■ OBJETIVO A
Localize nos registros cada linha que contenha a palavra "their" e copie essas linhas.
************
TEXTO ARTIGO DE OPINIÃO
Corrupção cultural ou organizada?
Renato Janine Ribeiro
Precisamos evitar que a necessária
indignação com as microcorrupções "culturais" nos leve a ignorar a
grande corrupção.
Ficamos muito atentos, nos últimos anos, a um
tipo de corrupção que é muito frequente em nossa sociedade: o pequeno ato, que
muitos praticam, de pedir um favor, corromper um guarda ou, mesmo, violar a lei
e o bem comum para obter uma vantagem pessoal. Foi e é importante prestar
atenção a essa responsabilidade que temos, quase todos, pela corrupção política
- por sinal, praticada por gente eleita por nós.
Esclareço que, por corrupção, não
entendo sua definição legal, mas ética. Corrupção é o que existe de mais
antirrepublicano, isto é, mais contrário ao bem comum e à coisa pública. Por
isso, pertence à mesma família que trafegar pelo acostamento, furar a fila,
passar na frente dos outros. Às vezes é proibida por lei, outras, não.
************
■ OBJETIVO B
Responda, por favor, a estas perguntas sobre o artigo acima:
(i) Que exemplos de pequeno ato de corrupção o artigo menciona?
(ii) Qual definição de corrupção o artigo adota no lugar da definição legal?
(iii) Que práticas o artigo coloca na mesma família da corrupção?

■ DADOS DE ENTRADA
************
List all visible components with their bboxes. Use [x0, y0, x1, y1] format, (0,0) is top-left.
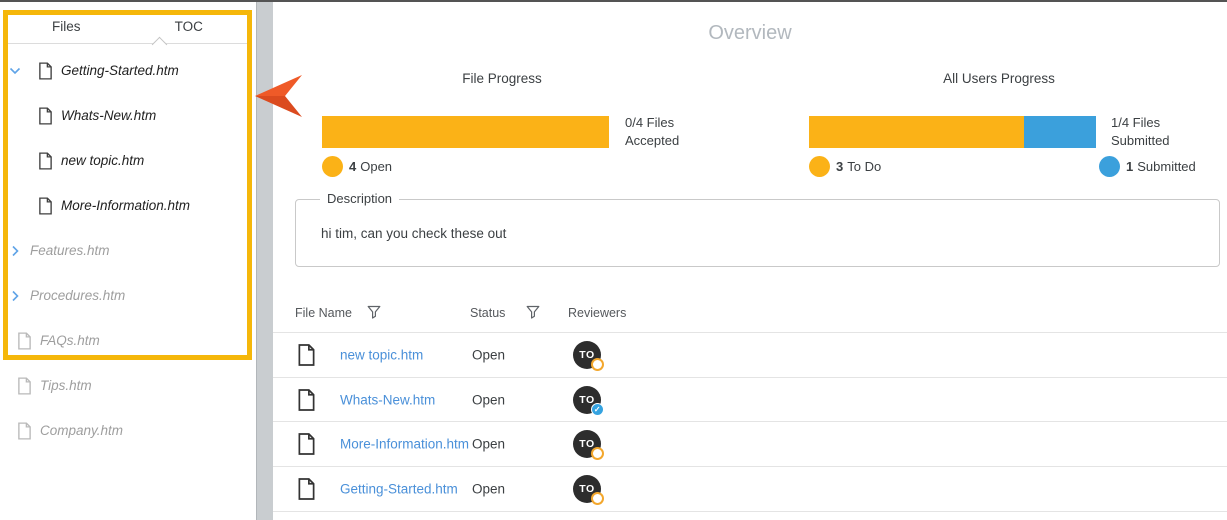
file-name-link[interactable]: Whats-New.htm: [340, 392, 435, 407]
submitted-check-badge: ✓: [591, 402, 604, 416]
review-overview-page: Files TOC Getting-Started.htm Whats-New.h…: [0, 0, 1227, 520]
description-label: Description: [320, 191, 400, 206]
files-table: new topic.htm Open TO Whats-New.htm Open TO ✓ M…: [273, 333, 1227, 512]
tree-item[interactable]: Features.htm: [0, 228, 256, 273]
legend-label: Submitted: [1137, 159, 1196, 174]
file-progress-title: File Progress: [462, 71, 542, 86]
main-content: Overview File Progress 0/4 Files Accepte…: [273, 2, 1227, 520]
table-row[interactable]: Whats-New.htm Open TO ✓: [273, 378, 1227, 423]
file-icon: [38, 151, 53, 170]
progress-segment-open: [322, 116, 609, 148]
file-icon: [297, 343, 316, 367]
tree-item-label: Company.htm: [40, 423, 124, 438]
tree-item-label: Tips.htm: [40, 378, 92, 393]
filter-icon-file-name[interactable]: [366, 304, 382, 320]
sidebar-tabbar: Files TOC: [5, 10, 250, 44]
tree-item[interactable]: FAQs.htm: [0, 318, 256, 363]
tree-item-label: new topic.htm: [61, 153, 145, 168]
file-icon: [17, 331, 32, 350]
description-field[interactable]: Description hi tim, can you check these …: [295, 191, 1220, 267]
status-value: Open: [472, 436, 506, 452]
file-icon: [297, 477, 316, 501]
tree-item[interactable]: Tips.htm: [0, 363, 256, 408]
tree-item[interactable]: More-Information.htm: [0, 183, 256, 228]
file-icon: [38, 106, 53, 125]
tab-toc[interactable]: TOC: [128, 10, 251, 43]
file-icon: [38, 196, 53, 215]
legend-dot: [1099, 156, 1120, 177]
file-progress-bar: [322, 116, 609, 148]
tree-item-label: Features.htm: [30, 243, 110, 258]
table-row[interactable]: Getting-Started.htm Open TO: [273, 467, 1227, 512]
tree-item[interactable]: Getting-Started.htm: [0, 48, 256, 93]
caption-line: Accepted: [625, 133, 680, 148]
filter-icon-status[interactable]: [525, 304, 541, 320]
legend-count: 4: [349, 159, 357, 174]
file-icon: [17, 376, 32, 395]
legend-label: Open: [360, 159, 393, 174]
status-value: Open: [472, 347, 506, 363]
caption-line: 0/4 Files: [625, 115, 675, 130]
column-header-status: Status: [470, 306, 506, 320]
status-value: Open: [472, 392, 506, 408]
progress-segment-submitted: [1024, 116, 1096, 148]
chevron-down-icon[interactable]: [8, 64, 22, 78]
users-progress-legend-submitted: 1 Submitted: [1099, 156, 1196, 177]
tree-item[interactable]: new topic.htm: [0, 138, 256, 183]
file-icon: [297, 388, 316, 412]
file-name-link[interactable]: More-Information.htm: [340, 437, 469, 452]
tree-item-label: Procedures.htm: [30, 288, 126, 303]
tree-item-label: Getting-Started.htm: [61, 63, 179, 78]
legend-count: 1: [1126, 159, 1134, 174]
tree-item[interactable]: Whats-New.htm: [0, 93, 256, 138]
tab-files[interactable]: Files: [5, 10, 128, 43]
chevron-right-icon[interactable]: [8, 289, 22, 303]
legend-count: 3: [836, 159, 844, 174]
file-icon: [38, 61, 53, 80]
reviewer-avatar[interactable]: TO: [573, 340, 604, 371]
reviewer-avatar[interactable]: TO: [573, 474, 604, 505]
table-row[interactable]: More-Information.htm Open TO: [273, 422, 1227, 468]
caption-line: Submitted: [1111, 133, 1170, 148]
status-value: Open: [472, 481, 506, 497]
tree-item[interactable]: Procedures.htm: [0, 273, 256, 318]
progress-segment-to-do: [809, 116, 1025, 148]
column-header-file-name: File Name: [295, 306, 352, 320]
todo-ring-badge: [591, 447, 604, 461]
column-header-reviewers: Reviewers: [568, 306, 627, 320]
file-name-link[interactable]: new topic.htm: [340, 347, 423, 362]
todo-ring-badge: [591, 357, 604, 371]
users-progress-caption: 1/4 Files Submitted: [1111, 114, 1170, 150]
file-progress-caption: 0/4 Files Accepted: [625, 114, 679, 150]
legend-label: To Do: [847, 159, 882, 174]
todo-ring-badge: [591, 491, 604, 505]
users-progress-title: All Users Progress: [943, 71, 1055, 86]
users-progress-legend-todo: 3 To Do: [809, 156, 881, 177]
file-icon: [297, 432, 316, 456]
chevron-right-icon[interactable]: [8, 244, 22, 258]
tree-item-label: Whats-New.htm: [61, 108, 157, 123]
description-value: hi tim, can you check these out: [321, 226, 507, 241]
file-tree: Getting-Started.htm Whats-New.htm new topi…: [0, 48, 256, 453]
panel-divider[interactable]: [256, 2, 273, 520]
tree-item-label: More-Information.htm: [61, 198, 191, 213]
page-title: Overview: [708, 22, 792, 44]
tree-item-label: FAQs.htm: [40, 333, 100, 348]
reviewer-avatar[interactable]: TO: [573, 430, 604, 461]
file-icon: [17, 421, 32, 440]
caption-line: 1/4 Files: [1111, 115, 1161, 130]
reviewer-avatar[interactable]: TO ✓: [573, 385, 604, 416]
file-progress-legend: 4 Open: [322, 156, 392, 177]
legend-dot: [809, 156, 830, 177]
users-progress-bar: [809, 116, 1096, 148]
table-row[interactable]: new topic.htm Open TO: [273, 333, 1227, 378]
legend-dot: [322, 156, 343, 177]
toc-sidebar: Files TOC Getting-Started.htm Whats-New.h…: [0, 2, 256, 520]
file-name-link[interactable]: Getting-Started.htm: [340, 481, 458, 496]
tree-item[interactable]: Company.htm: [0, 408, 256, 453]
************
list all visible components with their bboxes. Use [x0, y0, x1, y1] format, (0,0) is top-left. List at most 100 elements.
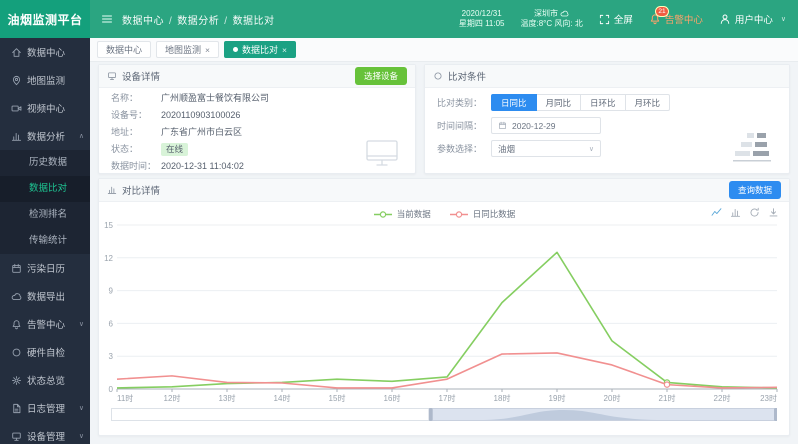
************
■ RESPOSTA A
List all visible components with their bboxes. Use [x0, y0, x1, y1] format, (0,0) is top-left.
list all visible components with their bboxes. Use [x0, y0, x1, y1] format, (0,0) is top-left. List at most 100 elements.

■ RESPOSTA B
(i) Pedir um favor, corromper um guarda e violar a lei e o bem comum para obter uma vantagem pessoal.
(ii) A definição ética.
(iii) Trafegar pelo acostamento, furar a fila e passar na frente dos outros.